Set exercise
Are you able to quote each entry exactly as written?

——

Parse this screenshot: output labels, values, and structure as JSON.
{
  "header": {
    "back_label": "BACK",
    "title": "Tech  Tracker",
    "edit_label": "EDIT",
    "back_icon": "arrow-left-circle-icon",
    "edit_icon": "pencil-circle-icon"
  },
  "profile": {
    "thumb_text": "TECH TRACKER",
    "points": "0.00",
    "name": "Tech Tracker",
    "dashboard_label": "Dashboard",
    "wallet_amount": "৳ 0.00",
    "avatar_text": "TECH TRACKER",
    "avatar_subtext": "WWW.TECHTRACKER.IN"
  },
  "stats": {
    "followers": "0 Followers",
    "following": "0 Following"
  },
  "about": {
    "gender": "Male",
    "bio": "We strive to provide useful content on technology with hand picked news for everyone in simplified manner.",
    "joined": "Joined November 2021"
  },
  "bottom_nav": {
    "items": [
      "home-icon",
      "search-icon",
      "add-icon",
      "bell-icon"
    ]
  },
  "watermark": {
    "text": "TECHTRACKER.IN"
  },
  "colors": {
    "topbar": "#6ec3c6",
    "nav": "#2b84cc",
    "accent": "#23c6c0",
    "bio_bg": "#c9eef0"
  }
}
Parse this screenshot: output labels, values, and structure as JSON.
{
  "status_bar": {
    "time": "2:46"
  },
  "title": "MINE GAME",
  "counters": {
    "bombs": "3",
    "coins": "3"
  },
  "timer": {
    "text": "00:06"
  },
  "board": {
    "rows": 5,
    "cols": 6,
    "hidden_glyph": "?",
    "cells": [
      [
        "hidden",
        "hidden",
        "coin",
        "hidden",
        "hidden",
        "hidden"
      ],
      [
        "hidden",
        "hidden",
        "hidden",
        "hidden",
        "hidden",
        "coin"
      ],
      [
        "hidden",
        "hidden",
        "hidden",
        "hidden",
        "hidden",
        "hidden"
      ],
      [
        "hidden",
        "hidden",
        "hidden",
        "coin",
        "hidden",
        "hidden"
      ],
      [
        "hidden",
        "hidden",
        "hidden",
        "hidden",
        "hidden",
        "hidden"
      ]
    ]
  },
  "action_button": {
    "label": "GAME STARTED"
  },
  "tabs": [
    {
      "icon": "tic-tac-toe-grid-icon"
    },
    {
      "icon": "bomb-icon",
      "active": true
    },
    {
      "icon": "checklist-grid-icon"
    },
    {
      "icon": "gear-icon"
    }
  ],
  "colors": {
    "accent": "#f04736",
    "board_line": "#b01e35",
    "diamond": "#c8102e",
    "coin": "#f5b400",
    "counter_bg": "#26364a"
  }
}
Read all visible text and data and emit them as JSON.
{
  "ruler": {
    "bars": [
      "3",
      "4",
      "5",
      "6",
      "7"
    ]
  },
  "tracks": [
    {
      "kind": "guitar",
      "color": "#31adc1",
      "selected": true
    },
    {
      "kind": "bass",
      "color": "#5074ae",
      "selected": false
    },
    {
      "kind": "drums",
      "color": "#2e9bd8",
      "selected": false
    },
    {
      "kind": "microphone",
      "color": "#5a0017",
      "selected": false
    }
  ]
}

——

Written solution
Parse this screenshot: output labels, values, and structure as JSON.
{
  "header": {
    "back_label": "BACK",
    "title": "Tech  Tracker",
    "edit_label": "EDIT",
    "back_icon": "arrow-left-circle-icon",
    "edit_icon": "pencil-circle-icon"
  },
  "profile": {
    "thumb_text": "TECH TRACKER",
    "points": "0.00",
    "name": "Tech Tracker",
    "dashboard_label": "Dashboard",
    "wallet_amount": "৳ 0.00",
    "avatar_text": "TECH TRACKER",
    "avatar_subtext": "WWW.TECHTRACKER.IN"
  },
  "stats": {
    "followers": "0 Followers",
    "following": "0 Following"
  },
  "about": {
    "gender": "Male",
    "bio": "We strive to provide useful content on technology with hand picked news for everyone in simplified manner.",
    "joined": "Joined November 2021"
  },
  "bottom_nav": {
    "items": [
      "home-icon",
      "search-icon",
      "add-icon",
      "bell-icon"
    ]
  },
  "watermark": {
    "text": "TECHTRACKER.IN"
  },
  "colors": {
    "topbar": "#6ec3c6",
    "nav": "#2b84cc",
    "accent": "#23c6c0",
    "bio_bg": "#c9eef0"
  }
}
Parse this screenshot: output labels, values, and structure as JSON.
{
  "status_bar": {
    "time": "2:46"
  },
  "title": "MINE GAME",
  "counters": {
    "bombs": "3",
    "coins": "3"
  },
  "timer": {
    "text": "00:06"
  },
  "board": {
    "rows": 5,
    "cols": 6,
    "hidden_glyph": "?",
    "cells": [
      [
        "hidden",
        "hidden",
        "coin",
        "hidden",
        "hidden",
        "hidden"
      ],
      [
        "hidden",
        "hidden",
        "hidden",
        "hidden",
        "hidden",
        "coin"
      ],
      [
        "hidden",
        "hidden",
        "hidden",
        "hidden",
        "hidden",
        "hidden"
      ],
      [
        "hidden",
        "hidden",
        "hidden",
        "coin",
        "hidden",
        "hidden"
      ],
      [
        "hidden",
        "hidden",
        "hidden",
        "hidden",
        "hidden",
        "hidden"
      ]
    ]
  },
  "action_button": {
    "label": "GAME STARTED"
  },
  "tabs": [
    {
      "icon": "tic-tac-toe-grid-icon"
    },
    {
      "icon": "bomb-icon",
      "active": true
    },
    {
      "icon": "checklist-grid-icon"
    },
    {
      "icon": "gear-icon"
    }
  ],
  "colors": {
    "accent": "#f04736",
    "board_line": "#b01e35",
    "diamond": "#c8102e",
    "coin": "#f5b400",
    "counter_bg": "#26364a"
  }
}
Read all visible text and data and emit them as JSON.
{
  "ruler": {
    "bars": [
      "3",
      "4",
      "5",
      "6",
      "7"
    ]
  },
  "tracks": [
    {
      "kind": "guitar",
      "color": "#31adc1",
      "selected": true
    },
    {
      "kind": "bass",
      "color": "#5074ae",
      "selected": false
    },
    {
      "kind": "drums",
      "color": "#2e9bd8",
      "selected": false
    },
    {
      "kind": "microphone",
      "color": "#5a0017",
      "selected": false
    }
  ]
}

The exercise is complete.